## Begin Data

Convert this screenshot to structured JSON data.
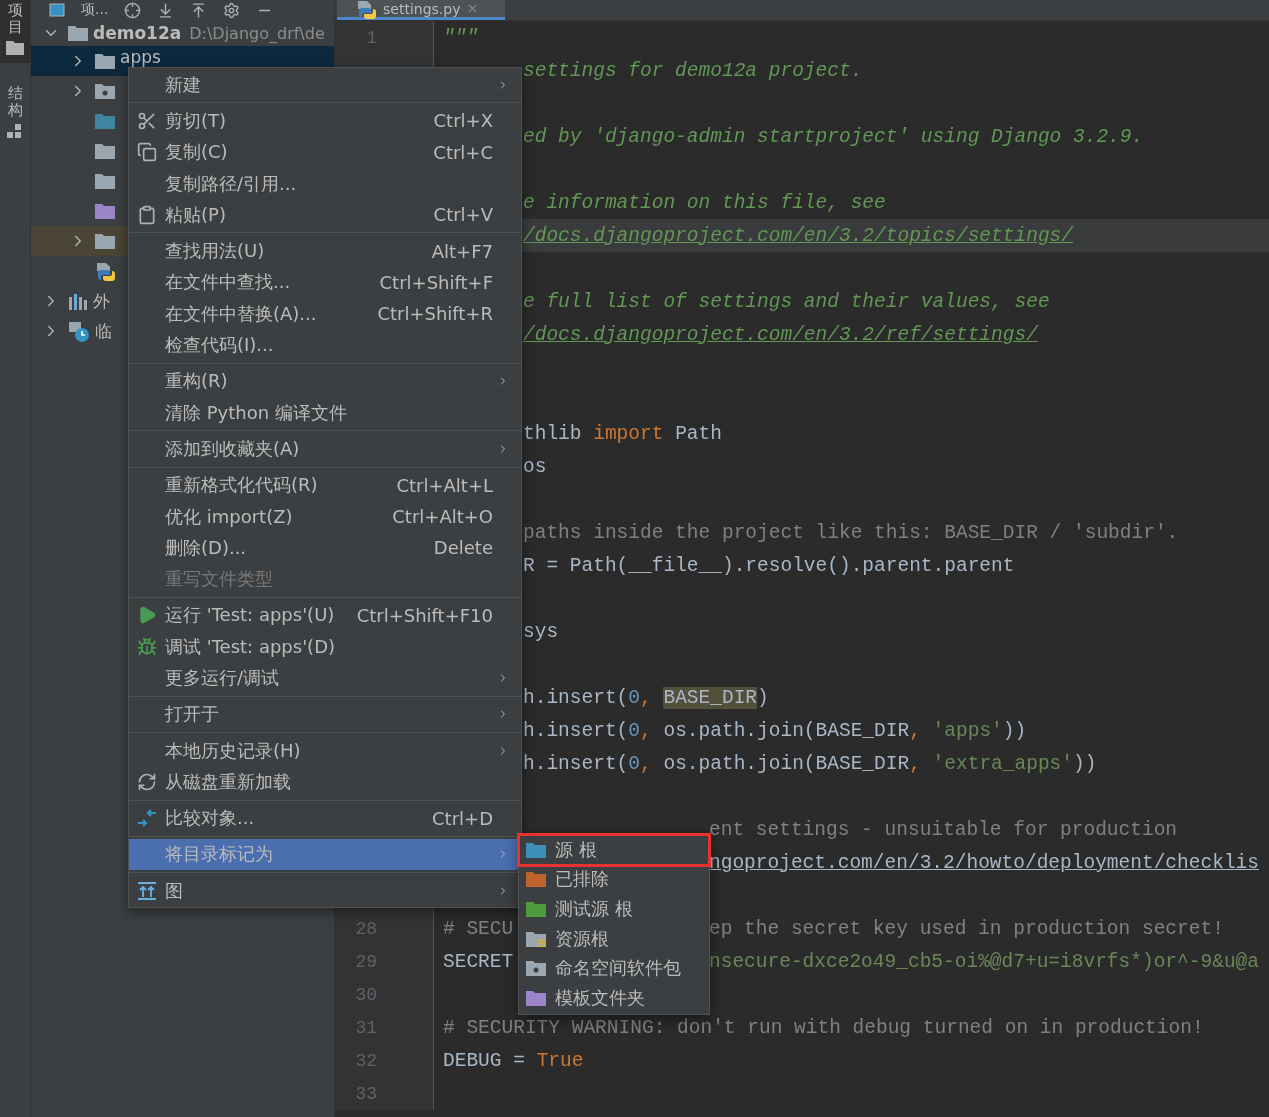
{
  "side_strip": {
    "tabs": [
      {
        "label": "项目",
        "selected": true
      },
      {
        "label": "结构",
        "selected": false
      }
    ]
  },
  "project_panel": {
    "toolbar": {
      "title": "项..."
    },
    "tree": [
      {
        "label": "demo12a",
        "path": "D:\\Django_drf\\de",
        "kind": "folder",
        "color": "#9aa7b0",
        "expanded": true,
        "selected": false,
        "highlighted": false,
        "children": [
          {
            "label": "apps",
            "kind": "folder",
            "color": "#9aa7b0",
            "expanded": false,
            "selected": true,
            "highlighted": false
          },
          {
            "kind": "namespace",
            "color": "#9aa7b0",
            "expanded": false,
            "selected": false,
            "highlighted": false
          },
          {
            "kind": "leaf_folder",
            "color": "#3e86a0",
            "selected": false,
            "highlighted": false
          },
          {
            "kind": "leaf_folder",
            "color": "#9aa7b0",
            "selected": false,
            "highlighted": false
          },
          {
            "kind": "leaf_folder",
            "color": "#9aa7b0",
            "selected": false,
            "highlighted": false
          },
          {
            "kind": "leaf_folder",
            "color": "#9b84c8",
            "selected": false,
            "highlighted": false
          },
          {
            "kind": "folder",
            "color": "#9aa7b0",
            "expanded": false,
            "selected": false,
            "highlighted": true
          },
          {
            "kind": "python_file",
            "selected": false,
            "highlighted": false
          }
        ]
      },
      {
        "label": "外",
        "kind": "library",
        "expanded": false,
        "selected": false,
        "highlighted": false
      },
      {
        "label": "临",
        "kind": "scratch",
        "expanded": false,
        "selected": false,
        "highlighted": false
      }
    ]
  },
  "editor": {
    "tab": {
      "label": "settings.py",
      "selected": true
    },
    "lines": [
      {
        "number": "1",
        "kind": "full",
        "parts": [
          {
            "text": "\"\"\"",
            "kind": "doc"
          }
        ]
      },
      {
        "kind": "after_menu",
        "parts": [
          {
            "text": "settings for demo12a project.",
            "kind": "doc"
          }
        ]
      },
      {
        "kind": "blank"
      },
      {
        "kind": "after_menu",
        "parts": [
          {
            "text": "ed by 'django-admin startproject' using Django 3.2.9.",
            "kind": "doc"
          }
        ]
      },
      {
        "kind": "blank"
      },
      {
        "kind": "after_menu",
        "parts": [
          {
            "text": "e information on this file, see",
            "kind": "doc"
          }
        ]
      },
      {
        "kind": "after_menu",
        "current": true,
        "parts": [
          {
            "text": "/docs.djangoproject.com/en/3.2/topics/settings/",
            "kind": "link"
          }
        ]
      },
      {
        "kind": "blank"
      },
      {
        "kind": "after_menu",
        "parts": [
          {
            "text": "e full list of settings and their values, see",
            "kind": "doc"
          }
        ]
      },
      {
        "kind": "after_menu",
        "parts": [
          {
            "text": "/docs.djangoproject.com/en/3.2/ref/settings/",
            "kind": "link"
          }
        ]
      },
      {
        "kind": "blank"
      },
      {
        "kind": "blank"
      },
      {
        "kind": "after_menu",
        "parts": [
          {
            "text": "thlib ",
            "kind": "plain"
          },
          {
            "text": "import",
            "kind": "keyword"
          },
          {
            "text": " Path",
            "kind": "plain"
          }
        ]
      },
      {
        "kind": "after_menu",
        "parts": [
          {
            "text": "os",
            "kind": "plain"
          }
        ]
      },
      {
        "kind": "blank"
      },
      {
        "kind": "after_menu",
        "parts": [
          {
            "text": "paths inside the project like this: BASE_DIR / 'subdir'.",
            "kind": "comment"
          }
        ]
      },
      {
        "kind": "after_menu",
        "parts": [
          {
            "text": "R = Path(__file__).resolve().parent.parent",
            "kind": "plain"
          }
        ]
      },
      {
        "kind": "blank"
      },
      {
        "kind": "after_menu",
        "parts": [
          {
            "text": "sys",
            "kind": "plain"
          }
        ]
      },
      {
        "kind": "blank"
      },
      {
        "kind": "after_menu",
        "parts": [
          {
            "text": "h.insert(",
            "kind": "plain"
          },
          {
            "text": "0",
            "kind": "number"
          },
          {
            "text": ", ",
            "kind": "punct"
          },
          {
            "text": "BASE_DIR",
            "kind": "usage"
          },
          {
            "text": ")",
            "kind": "plain"
          }
        ]
      },
      {
        "kind": "after_menu",
        "parts": [
          {
            "text": "h.insert(",
            "kind": "plain"
          },
          {
            "text": "0",
            "kind": "number"
          },
          {
            "text": ", ",
            "kind": "punct"
          },
          {
            "text": "os.path.join(BASE_DIR",
            "kind": "plain"
          },
          {
            "text": ", ",
            "kind": "punct"
          },
          {
            "text": "'apps'",
            "kind": "string"
          },
          {
            "text": "))",
            "kind": "plain"
          }
        ]
      },
      {
        "kind": "after_menu",
        "parts": [
          {
            "text": "h.insert(",
            "kind": "plain"
          },
          {
            "text": "0",
            "kind": "number"
          },
          {
            "text": ", ",
            "kind": "punct"
          },
          {
            "text": "os.path.join(BASE_DIR",
            "kind": "plain"
          },
          {
            "text": ", ",
            "kind": "punct"
          },
          {
            "text": "'extra_apps'",
            "kind": "string"
          },
          {
            "text": "))",
            "kind": "plain"
          }
        ]
      },
      {
        "kind": "blank"
      },
      {
        "kind": "after_submenu",
        "parts": [
          {
            "text": "ent settings - unsuitable for production",
            "kind": "comment"
          }
        ]
      },
      {
        "kind": "after_submenu",
        "parts": [
          {
            "text": "ngoproject.com/en/3.2/howto/deployment/checklis",
            "kind": "link_plain"
          }
        ]
      },
      {
        "kind": "blank"
      },
      {
        "number": "28",
        "kind": "split",
        "parts": [
          {
            "text": "# SECU",
            "kind": "comment"
          }
        ],
        "right_parts": [
          {
            "text": "ep the secret key used in production secret!",
            "kind": "comment"
          }
        ]
      },
      {
        "number": "29",
        "kind": "split",
        "parts": [
          {
            "text": "SECRET",
            "kind": "plain"
          }
        ],
        "right_parts": [
          {
            "text": "nsecure-dxce2o49_cb5-oi%@d7+u=i8vrfs*)or^-9&u@a",
            "kind": "string"
          }
        ]
      },
      {
        "number": "30",
        "kind": "full"
      },
      {
        "number": "31",
        "kind": "full",
        "parts": [
          {
            "text": "# SECURITY WARNING: don't run with debug turned on in production!",
            "kind": "comment"
          }
        ]
      },
      {
        "number": "32",
        "kind": "full",
        "parts": [
          {
            "text": "DEBUG = ",
            "kind": "plain"
          },
          {
            "text": "True",
            "kind": "keyword"
          }
        ]
      },
      {
        "number": "33",
        "kind": "full"
      }
    ]
  },
  "context_menu": {
    "groups": [
      [
        {
          "label": "新建",
          "has_submenu": true,
          "disabled": false,
          "selected": false
        }
      ],
      [
        {
          "label": "剪切(T)",
          "shortcut": "Ctrl+X",
          "has_submenu": false,
          "disabled": false,
          "selected": false
        },
        {
          "label": "复制(C)",
          "shortcut": "Ctrl+C",
          "has_submenu": false,
          "disabled": false,
          "selected": false
        },
        {
          "label": "复制路径/引用...",
          "has_submenu": false,
          "disabled": false,
          "selected": false
        },
        {
          "label": "粘贴(P)",
          "shortcut": "Ctrl+V",
          "has_submenu": false,
          "disabled": false,
          "selected": false
        }
      ],
      [
        {
          "label": "查找用法(U)",
          "shortcut": "Alt+F7",
          "has_submenu": false,
          "disabled": false,
          "selected": false
        },
        {
          "label": "在文件中查找...",
          "shortcut": "Ctrl+Shift+F",
          "has_submenu": false,
          "disabled": false,
          "selected": false
        },
        {
          "label": "在文件中替换(A)...",
          "shortcut": "Ctrl+Shift+R",
          "has_submenu": false,
          "disabled": false,
          "selected": false
        },
        {
          "label": "检查代码(I)...",
          "has_submenu": false,
          "disabled": false,
          "selected": false
        }
      ],
      [
        {
          "label": "重构(R)",
          "has_submenu": true,
          "disabled": false,
          "selected": false
        },
        {
          "label": "清除 Python 编译文件",
          "has_submenu": false,
          "disabled": false,
          "selected": false
        }
      ],
      [
        {
          "label": "添加到收藏夹(A)",
          "has_submenu": true,
          "disabled": false,
          "selected": false
        }
      ],
      [
        {
          "label": "重新格式化代码(R)",
          "shortcut": "Ctrl+Alt+L",
          "has_submenu": false,
          "disabled": false,
          "selected": false
        },
        {
          "label": "优化 import(Z)",
          "shortcut": "Ctrl+Alt+O",
          "has_submenu": false,
          "disabled": false,
          "selected": false
        },
        {
          "label": "删除(D)...",
          "shortcut": "Delete",
          "has_submenu": false,
          "disabled": false,
          "selected": false
        },
        {
          "label": "重写文件类型",
          "has_submenu": false,
          "disabled": true,
          "selected": false
        }
      ],
      [
        {
          "label": "运行 'Test: apps'(U)",
          "shortcut": "Ctrl+Shift+F10",
          "has_submenu": false,
          "disabled": false,
          "selected": false
        },
        {
          "label": "调试 'Test: apps'(D)",
          "has_submenu": false,
          "disabled": false,
          "selected": false
        },
        {
          "label": "更多运行/调试",
          "has_submenu": true,
          "disabled": false,
          "selected": false
        }
      ],
      [
        {
          "label": "打开于",
          "has_submenu": true,
          "disabled": false,
          "selected": false
        }
      ],
      [
        {
          "label": "本地历史记录(H)",
          "has_submenu": true,
          "disabled": false,
          "selected": false
        },
        {
          "label": "从磁盘重新加载",
          "has_submenu": false,
          "disabled": false,
          "selected": false
        }
      ],
      [
        {
          "label": "比较对象...",
          "shortcut": "Ctrl+D",
          "has_submenu": false,
          "disabled": false,
          "selected": false
        }
      ],
      [
        {
          "label": "将目录标记为",
          "has_submenu": true,
          "disabled": false,
          "selected": true
        }
      ],
      [
        {
          "label": "图",
          "has_submenu": true,
          "disabled": false,
          "selected": false
        }
      ]
    ]
  },
  "submenu": {
    "items": [
      {
        "label": "源 根",
        "kind": "plain",
        "color": "#3d8fb5",
        "selected": true
      },
      {
        "label": "已排除",
        "kind": "plain",
        "color": "#c0622b",
        "selected": false
      },
      {
        "label": "测试源 根",
        "kind": "plain",
        "color": "#4e9a3f",
        "selected": false
      },
      {
        "label": "资源根",
        "kind": "resource",
        "color": "#9aa7b0",
        "selected": false
      },
      {
        "label": "命名空间软件包",
        "kind": "namespace",
        "color": "#9aa7b0",
        "selected": false
      },
      {
        "label": "模板文件夹",
        "kind": "plain",
        "color": "#9b84c8",
        "selected": false
      }
    ]
  }
}
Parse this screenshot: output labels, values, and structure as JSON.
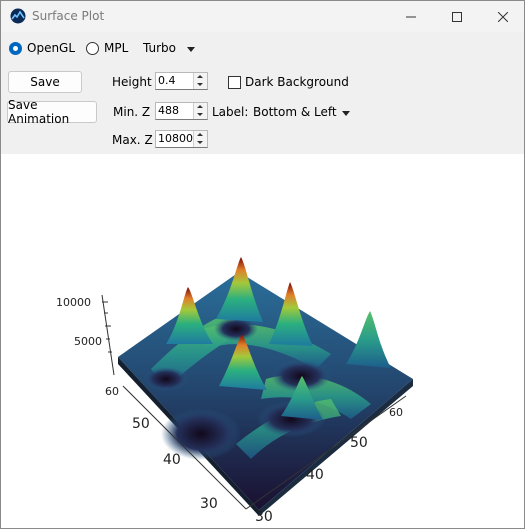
{
  "window": {
    "title": "Surface Plot"
  },
  "renderer": {
    "options": [
      {
        "label": "OpenGL",
        "checked": true
      },
      {
        "label": "MPL",
        "checked": false
      }
    ],
    "colormap": "Turbo"
  },
  "buttons": {
    "save": "Save",
    "save_animation": "Save Animation"
  },
  "controls": {
    "height_label": "Height",
    "height_value": "0.4",
    "dark_background_label": "Dark Background",
    "dark_background_checked": false,
    "min_z_label": "Min. Z",
    "min_z_value": "488",
    "max_z_label": "Max. Z",
    "max_z_value": "10800",
    "label_label": "Label:",
    "label_value": "Bottom & Left"
  },
  "plot": {
    "z_ticks": [
      "10000",
      "5000"
    ],
    "left_axis_ticks": [
      "60",
      "50",
      "40",
      "30"
    ],
    "bottom_axis_ticks": [
      "60",
      "50",
      "40",
      "30"
    ]
  },
  "colors": {
    "accent": "#0067c0",
    "surface_low": "#30123b",
    "surface_mid": "#1e6fa8",
    "surface_high": "#7a0403"
  }
}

## End Data

- Given exercise
Leave out every picture, and repeat word for word only the lines from the one holding "Parse this screenshot: output" through the end of the entries above, both ends included.

- Finished exercise
Parse this screenshot: output labels, values, and structure as JSON.
{
  "window": {
    "title": "Surface Plot"
  },
  "renderer": {
    "options": [
      {
        "label": "OpenGL",
        "checked": true
      },
      {
        "label": "MPL",
        "checked": false
      }
    ],
    "colormap": "Turbo"
  },
  "buttons": {
    "save": "Save",
    "save_animation": "Save Animation"
  },
  "controls": {
    "height_label": "Height",
    "height_value": "0.4",
    "dark_background_label": "Dark Background",
    "dark_background_checked": false,
    "min_z_label": "Min. Z",
    "min_z_value": "488",
    "max_z_label": "Max. Z",
    "max_z_value": "10800",
    "label_label": "Label:",
    "label_value": "Bottom & Left"
  },
  "plot": {
    "z_ticks": [
      "10000",
      "5000"
    ],
    "left_axis_ticks": [
      "60",
      "50",
      "40",
      "30"
    ],
    "bottom_axis_ticks": [
      "60",
      "50",
      "40",
      "30"
    ]
  },
  "colors": {
    "accent": "#0067c0",
    "surface_low": "#30123b",
    "surface_mid": "#1e6fa8",
    "surface_high": "#7a0403"
  }
}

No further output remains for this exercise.